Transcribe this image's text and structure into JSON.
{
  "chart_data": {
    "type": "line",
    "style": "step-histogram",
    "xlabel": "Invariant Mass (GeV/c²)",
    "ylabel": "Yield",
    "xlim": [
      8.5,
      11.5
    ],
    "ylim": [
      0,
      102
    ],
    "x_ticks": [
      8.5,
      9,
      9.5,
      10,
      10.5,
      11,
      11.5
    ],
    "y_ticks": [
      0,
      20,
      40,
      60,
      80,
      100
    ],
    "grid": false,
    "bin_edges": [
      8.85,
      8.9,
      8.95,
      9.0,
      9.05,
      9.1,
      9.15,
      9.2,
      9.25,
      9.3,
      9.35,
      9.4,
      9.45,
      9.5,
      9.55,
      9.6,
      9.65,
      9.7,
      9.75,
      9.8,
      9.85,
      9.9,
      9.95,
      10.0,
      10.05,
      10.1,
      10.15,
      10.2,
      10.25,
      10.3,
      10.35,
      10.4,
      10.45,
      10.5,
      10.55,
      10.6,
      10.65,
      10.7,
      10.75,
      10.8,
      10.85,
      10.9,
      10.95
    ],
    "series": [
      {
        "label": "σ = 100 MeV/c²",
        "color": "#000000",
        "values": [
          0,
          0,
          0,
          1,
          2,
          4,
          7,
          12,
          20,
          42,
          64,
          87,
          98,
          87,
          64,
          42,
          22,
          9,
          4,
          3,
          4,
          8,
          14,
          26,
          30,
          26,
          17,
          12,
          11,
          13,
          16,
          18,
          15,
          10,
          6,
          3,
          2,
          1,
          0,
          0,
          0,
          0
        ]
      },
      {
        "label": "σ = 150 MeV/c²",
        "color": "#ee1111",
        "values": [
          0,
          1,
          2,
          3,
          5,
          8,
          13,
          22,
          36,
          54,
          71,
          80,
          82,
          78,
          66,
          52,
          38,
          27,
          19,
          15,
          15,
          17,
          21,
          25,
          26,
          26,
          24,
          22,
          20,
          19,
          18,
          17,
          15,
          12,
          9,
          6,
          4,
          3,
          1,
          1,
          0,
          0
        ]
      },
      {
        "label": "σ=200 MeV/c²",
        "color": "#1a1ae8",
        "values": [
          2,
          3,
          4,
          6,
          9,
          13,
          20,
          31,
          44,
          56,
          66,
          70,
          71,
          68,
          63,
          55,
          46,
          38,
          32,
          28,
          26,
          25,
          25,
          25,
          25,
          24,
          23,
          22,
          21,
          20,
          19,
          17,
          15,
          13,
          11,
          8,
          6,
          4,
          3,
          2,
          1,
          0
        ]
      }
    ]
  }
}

--

## Task objective
Pick out the lines above containing the word "color", then copy them.

## Final result
        "color": "#000000",
        "color": "#ee1111",
        "color": "#1a1ae8",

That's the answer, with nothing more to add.